• [EXERCISE REQUIREMENTS]: Comb the records below for the string "Simulation" and copy each line where it turns up.

Stored data:
»»

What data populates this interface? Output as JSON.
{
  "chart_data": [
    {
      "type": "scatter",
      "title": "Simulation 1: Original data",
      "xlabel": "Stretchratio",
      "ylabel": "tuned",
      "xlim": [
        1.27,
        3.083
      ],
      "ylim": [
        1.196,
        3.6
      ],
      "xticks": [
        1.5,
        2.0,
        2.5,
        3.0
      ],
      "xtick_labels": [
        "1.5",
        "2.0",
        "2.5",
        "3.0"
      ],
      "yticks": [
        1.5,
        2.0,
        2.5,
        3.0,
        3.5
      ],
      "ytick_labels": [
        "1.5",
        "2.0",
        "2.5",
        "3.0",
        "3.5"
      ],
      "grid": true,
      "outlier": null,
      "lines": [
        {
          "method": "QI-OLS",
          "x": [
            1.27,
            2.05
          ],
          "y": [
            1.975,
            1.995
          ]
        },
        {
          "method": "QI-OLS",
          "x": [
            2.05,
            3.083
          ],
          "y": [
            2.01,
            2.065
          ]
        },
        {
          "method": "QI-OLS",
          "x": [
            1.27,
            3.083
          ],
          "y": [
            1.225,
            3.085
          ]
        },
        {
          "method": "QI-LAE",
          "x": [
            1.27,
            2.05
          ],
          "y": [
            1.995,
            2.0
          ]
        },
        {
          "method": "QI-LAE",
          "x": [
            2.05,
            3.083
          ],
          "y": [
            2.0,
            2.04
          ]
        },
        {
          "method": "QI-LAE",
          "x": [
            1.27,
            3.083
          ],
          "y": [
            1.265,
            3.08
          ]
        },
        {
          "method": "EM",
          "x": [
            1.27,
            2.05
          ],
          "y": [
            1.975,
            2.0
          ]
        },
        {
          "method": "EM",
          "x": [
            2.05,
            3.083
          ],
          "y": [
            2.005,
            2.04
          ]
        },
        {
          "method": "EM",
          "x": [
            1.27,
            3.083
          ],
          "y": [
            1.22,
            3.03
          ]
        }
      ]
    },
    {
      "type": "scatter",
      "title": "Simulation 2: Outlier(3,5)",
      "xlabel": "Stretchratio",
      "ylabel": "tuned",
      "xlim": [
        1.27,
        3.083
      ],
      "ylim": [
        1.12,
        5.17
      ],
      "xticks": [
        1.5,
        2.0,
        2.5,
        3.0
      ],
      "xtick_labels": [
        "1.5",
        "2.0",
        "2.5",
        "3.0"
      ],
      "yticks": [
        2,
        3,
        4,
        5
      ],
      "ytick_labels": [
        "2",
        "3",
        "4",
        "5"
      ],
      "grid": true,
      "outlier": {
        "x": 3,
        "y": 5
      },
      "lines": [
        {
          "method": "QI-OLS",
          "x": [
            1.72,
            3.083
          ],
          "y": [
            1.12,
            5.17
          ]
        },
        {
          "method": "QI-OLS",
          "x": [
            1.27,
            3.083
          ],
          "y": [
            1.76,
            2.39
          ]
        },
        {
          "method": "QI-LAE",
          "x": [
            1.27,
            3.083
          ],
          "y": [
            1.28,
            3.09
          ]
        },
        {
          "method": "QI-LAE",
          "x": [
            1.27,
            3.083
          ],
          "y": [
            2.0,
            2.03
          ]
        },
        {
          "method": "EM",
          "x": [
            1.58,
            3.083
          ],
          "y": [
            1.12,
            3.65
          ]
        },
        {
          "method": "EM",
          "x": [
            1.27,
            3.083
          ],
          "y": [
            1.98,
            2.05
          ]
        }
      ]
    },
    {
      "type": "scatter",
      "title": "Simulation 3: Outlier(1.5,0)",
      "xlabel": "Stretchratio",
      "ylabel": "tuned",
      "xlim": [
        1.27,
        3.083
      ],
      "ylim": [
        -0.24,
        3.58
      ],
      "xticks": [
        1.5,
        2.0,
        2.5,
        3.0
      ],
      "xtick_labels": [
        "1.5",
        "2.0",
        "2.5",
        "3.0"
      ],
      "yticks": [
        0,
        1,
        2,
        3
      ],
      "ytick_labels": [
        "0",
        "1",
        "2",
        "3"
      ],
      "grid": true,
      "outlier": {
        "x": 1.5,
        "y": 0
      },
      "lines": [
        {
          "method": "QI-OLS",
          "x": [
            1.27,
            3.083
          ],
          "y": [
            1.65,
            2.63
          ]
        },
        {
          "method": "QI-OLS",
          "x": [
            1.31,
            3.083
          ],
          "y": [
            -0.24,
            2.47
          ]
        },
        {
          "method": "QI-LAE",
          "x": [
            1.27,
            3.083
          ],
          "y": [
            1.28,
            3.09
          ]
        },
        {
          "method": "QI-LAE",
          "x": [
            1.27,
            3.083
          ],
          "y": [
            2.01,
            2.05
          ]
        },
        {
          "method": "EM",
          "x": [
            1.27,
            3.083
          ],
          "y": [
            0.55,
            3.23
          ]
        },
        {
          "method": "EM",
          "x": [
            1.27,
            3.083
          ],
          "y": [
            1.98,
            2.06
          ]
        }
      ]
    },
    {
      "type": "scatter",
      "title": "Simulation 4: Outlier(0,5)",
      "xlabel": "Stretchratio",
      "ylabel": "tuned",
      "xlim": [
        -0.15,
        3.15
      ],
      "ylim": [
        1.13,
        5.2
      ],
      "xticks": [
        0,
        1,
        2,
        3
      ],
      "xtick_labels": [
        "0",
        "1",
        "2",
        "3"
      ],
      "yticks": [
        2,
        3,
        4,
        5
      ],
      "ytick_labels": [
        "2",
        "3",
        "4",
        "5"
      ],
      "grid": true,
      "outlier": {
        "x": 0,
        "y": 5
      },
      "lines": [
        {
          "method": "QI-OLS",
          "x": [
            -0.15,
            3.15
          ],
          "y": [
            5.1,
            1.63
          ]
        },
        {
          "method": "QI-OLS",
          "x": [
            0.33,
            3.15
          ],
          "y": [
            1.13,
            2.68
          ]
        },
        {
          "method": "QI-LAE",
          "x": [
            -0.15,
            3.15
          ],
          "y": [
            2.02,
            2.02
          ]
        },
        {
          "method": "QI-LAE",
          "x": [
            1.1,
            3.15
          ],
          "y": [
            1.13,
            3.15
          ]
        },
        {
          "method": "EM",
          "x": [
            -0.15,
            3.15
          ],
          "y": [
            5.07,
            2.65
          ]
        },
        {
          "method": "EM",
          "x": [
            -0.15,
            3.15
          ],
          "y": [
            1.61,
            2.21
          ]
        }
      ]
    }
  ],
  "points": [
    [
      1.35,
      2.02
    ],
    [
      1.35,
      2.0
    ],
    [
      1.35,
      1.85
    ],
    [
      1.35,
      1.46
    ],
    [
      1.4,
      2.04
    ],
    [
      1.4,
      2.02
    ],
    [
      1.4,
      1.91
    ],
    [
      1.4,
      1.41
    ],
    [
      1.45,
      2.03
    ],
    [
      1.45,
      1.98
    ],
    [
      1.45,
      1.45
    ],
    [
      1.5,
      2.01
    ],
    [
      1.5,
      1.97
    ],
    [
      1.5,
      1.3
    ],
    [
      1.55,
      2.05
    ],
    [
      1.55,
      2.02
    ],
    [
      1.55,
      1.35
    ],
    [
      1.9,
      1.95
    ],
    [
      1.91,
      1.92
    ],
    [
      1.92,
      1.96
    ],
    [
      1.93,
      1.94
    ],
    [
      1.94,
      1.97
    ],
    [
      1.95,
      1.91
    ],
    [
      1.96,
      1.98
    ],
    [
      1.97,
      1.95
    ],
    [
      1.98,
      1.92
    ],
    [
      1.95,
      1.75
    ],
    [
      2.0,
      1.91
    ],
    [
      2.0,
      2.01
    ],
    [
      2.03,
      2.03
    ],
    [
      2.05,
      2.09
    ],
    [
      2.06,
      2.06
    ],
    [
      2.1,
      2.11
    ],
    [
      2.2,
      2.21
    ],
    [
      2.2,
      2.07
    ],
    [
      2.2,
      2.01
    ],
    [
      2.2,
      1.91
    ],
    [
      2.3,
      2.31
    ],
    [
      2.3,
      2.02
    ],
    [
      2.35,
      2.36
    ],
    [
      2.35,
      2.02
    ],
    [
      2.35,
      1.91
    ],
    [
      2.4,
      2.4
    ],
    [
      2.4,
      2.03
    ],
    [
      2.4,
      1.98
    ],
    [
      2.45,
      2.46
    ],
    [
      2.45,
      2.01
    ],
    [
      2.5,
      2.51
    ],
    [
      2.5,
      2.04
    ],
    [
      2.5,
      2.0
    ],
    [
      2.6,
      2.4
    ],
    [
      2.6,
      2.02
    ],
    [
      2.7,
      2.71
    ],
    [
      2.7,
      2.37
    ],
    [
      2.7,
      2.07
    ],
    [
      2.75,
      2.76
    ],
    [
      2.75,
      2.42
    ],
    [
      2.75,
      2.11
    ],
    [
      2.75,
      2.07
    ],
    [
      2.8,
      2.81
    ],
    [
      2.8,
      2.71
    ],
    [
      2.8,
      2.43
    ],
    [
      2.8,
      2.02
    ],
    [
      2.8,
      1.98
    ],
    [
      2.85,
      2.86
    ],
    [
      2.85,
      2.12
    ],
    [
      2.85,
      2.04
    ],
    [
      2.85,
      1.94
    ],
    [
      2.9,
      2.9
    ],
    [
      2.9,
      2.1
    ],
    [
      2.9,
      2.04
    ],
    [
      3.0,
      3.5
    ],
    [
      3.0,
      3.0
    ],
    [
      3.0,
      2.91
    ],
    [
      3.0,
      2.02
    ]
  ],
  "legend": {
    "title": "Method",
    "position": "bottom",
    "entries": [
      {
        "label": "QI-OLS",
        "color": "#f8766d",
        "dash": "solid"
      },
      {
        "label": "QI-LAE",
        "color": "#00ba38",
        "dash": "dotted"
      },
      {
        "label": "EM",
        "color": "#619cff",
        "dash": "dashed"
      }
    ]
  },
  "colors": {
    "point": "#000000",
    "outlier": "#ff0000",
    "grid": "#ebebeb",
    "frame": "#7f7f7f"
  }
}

««

• [EXERCISE SOLUTION]:
      "title": "Simulation 1: Original data",
      "title": "Simulation 2: Outlier(3,5)",
      "title": "Simulation 3: Outlier(1.5,0)",
      "title": "Simulation 4: Outlier(0,5)",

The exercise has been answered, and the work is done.